==== DATA RECORDS ====

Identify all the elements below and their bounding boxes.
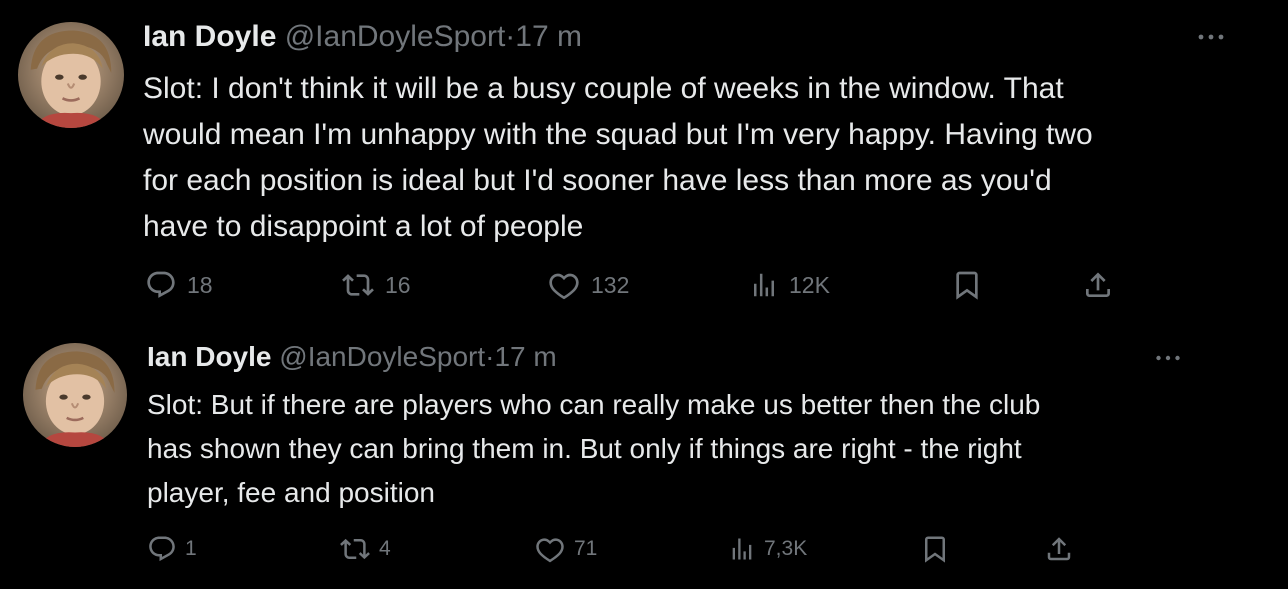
author-name[interactable]: Ian Doyle <box>143 20 276 53</box>
tweet-text-line: Slot: I don't think it will be a busy co… <box>143 72 1064 105</box>
bookmark-button[interactable] <box>951 268 983 302</box>
avatar[interactable] <box>23 343 127 447</box>
bookmark-button[interactable] <box>920 532 950 566</box>
share-button[interactable] <box>1044 532 1074 566</box>
views-button[interactable]: 12K <box>749 268 830 302</box>
tweet-header: Ian Doyle @IanDoyleSport·17 m <box>143 22 582 52</box>
reply-icon <box>147 271 175 298</box>
bookmark-icon <box>925 536 945 563</box>
tweet[interactable]: Ian Doyle @IanDoyleSport·17 m Slot: I do… <box>0 0 1288 320</box>
author-name[interactable]: Ian Doyle <box>147 341 271 372</box>
tweet-text-line: have to disappoint a lot of people <box>143 210 584 243</box>
views-count: 12K <box>789 271 830 298</box>
tweet-text-line: for each position is ideal but I'd soone… <box>143 164 1052 197</box>
more-button[interactable] <box>1196 27 1226 52</box>
like-button[interactable]: 71 <box>534 532 597 566</box>
repost-button[interactable]: 4 <box>339 532 391 566</box>
tweet-text-line: has shown they can bring them in. But on… <box>147 433 1022 464</box>
like-icon <box>549 273 579 300</box>
share-icon <box>1086 272 1110 297</box>
views-count: 7,3K <box>764 537 808 560</box>
author-handle[interactable]: @IanDoyleSport <box>279 341 485 372</box>
views-icon <box>754 273 774 297</box>
share-button[interactable] <box>1082 268 1114 302</box>
more-button[interactable] <box>1154 348 1182 373</box>
views-button[interactable]: 7,3K <box>728 532 807 566</box>
like-count: 132 <box>591 271 630 298</box>
more-horizontal-icon <box>1198 34 1224 40</box>
tweet-text-line: Slot: But if there are players who can r… <box>147 389 1041 420</box>
tweet-text: Slot: But if there are players who can r… <box>147 383 1040 515</box>
reply-button[interactable]: 18 <box>145 268 213 302</box>
tweet-text-line: would mean I'm unhappy with the squad bu… <box>143 118 1093 151</box>
repost-count: 4 <box>379 537 391 560</box>
timestamp[interactable]: 17 m <box>515 20 582 53</box>
like-icon <box>536 538 564 563</box>
author-handle[interactable]: @IanDoyleSport <box>285 20 506 53</box>
more-horizontal-icon <box>1156 355 1180 361</box>
repost-icon <box>340 538 370 560</box>
reply-count: 1 <box>185 537 197 560</box>
share-icon <box>1047 537 1071 561</box>
separator-dot: · <box>505 20 516 53</box>
timestamp[interactable]: 17 m <box>494 341 556 372</box>
tweet-text-line: player, fee and position <box>147 477 435 508</box>
like-count: 71 <box>574 537 598 560</box>
views-icon <box>732 538 752 560</box>
reply-button[interactable]: 1 <box>147 532 197 566</box>
tweet-header: Ian Doyle @IanDoyleSport·17 m <box>147 343 557 371</box>
tweet-text: Slot: I don't think it will be a busy co… <box>143 66 1093 250</box>
tweet[interactable]: Ian Doyle @IanDoyleSport·17 m Slot: But … <box>0 320 1288 589</box>
repost-count: 16 <box>385 271 411 298</box>
avatar[interactable] <box>18 22 124 128</box>
reply-icon <box>149 536 175 562</box>
reply-count: 18 <box>187 271 213 298</box>
repost-icon <box>342 274 374 296</box>
bookmark-icon <box>956 271 978 300</box>
like-button[interactable]: 132 <box>547 268 629 302</box>
repost-button[interactable]: 16 <box>341 268 411 302</box>
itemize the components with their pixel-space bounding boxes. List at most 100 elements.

====

▶ _WRITTEN INSTRUCTION_: Convert the lines of the records above into a JSON list of strings, one string per line, leaving out blank lines and the picture.

▶ _RESULT FOR THIS EXERCISE_:
[
  "Identify all the elements below and their bounding boxes.",
  "author-name[interactable]: Ian Doyle <box>143 20 276 53</box>",
  "tweet-text-line: Slot: I don't think it will be a busy co… <box>143 72 1064 105</box>",
  "bookmark-button[interactable] <box>951 268 983 302</box>",
  "avatar[interactable] <box>23 343 127 447</box>",
  "bookmark-button[interactable] <box>920 532 950 566</box>",
  "share-button[interactable] <box>1044 532 1074 566</box>",
  "views-button[interactable]: 12K <box>749 268 830 302</box>",
  "tweet-header: Ian Doyle @IanDoyleSport·17 m <box>143 22 582 52</box>",
  "reply-icon <box>147 271 175 298</box>",
  "bookmark-icon <box>925 536 945 563</box>",
  "tweet[interactable]: Ian Doyle @IanDoyleSport·17 m Slot: I do… <box>0 0 1288 320</box>",
  "author-name[interactable]: Ian Doyle <box>147 341 271 372</box>",
  "tweet-text-line: have to disappoint a lot of people <box>143 210 584 243</box>",
  "views-count: 12K <box>789 271 830 298</box>",
  "tweet-text-line: for each position is ideal but I'd soone… <box>143 164 1052 197</box>",
  "more-button[interactable] <box>1196 27 1226 52</box>",
  "like-button[interactable]: 71 <box>534 532 597 566</box>",
  "repost-button[interactable]: 4 <box>339 532 391 566</box>",
  "tweet-text-line: has shown they can bring them in. But on… <box>147 433 1022 464</box>",
  "like-icon <box>549 273 579 300</box>",
  "share-icon <box>1086 272 1110 297</box>",
  "views-count: 7,3K <box>764 537 808 560</box>",
  "author-handle[interactable]: @IanDoyleSport <box>279 341 485 372</box>",
  "views-icon <box>754 273 774 297</box>",
  "share-button[interactable] <box>1082 268 1114 302</box>",
  "more-button[interactable] <box>1154 348 1182 373</box>",
  "views-button[interactable]: 7,3K <box>728 532 807 566</box>",
  "like-count: 132 <box>591 271 630 298</box>",
  "more-horizontal-icon <box>1198 34 1224 40</box>",
  "tweet-text-line: Slot: But if there are players who can r… <box>147 389 1041 420</box>",
  "tweet-text: Slot: But if there are players who can r… <box>147 383 1040 515</box>",
  "reply-button[interactable]: 18 <box>145 268 213 302</box>",
  "tweet-text-line: would mean I'm unhappy with the squad bu… <box>143 118 1093 151</box>",
  "repost-count: 4 <box>379 537 391 560</box>",
  "timestamp[interactable]: 17 m <box>515 20 582 53</box>",
  "like-icon <box>536 538 564 563</box>",
  "author-handle[interactable]: @IanDoyleSport <box>285 20 506 53</box>",
  "more-horizontal-icon <box>1156 355 1180 361</box>",
  "repost-icon <box>340 538 370 560</box>",
  "reply-count: 1 <box>185 537 197 560</box>",
  "share-icon <box>1047 537 1071 561</box>",
  "separator-dot: · <box>505 20 516 53</box>",
  "timestamp[interactable]: 17 m <box>494 341 556 372</box>",
  "tweet-text-line: player, fee and position <box>147 477 435 508</box>",
  "like-count: 71 <box>574 537 598 560</box>",
  "views-icon <box>732 538 752 560</box>",
  "reply-button[interactable]: 1 <box>147 532 197 566</box>",
  "tweet-header: Ian Doyle @IanDoyleSport·17 m <box>147 343 557 371</box>",
  "tweet-text: Slot: I don't think it will be a busy co… <box>143 66 1093 250</box>",
  "tweet[interactable]: Ian Doyle @IanDoyleSport·17 m Slot: But … <box>0 320 1288 589</box>",
  "repost-count: 16 <box>385 271 411 298</box>",
  "avatar[interactable] <box>18 22 124 128</box>",
  "reply-icon <box>149 536 175 562</box>",
  "reply-count: 18 <box>187 271 213 298</box>",
  "repost-icon <box>342 274 374 296</box>",
  "bookmark-icon <box>956 271 978 300</box>",
  "like-button[interactable]: 132 <box>547 268 629 302</box>",
  "repost-button[interactable]: 16 <box>341 268 411 302</box>",
  "itemize the components with their pixel-space bounding boxes. List at most 100 elements."
]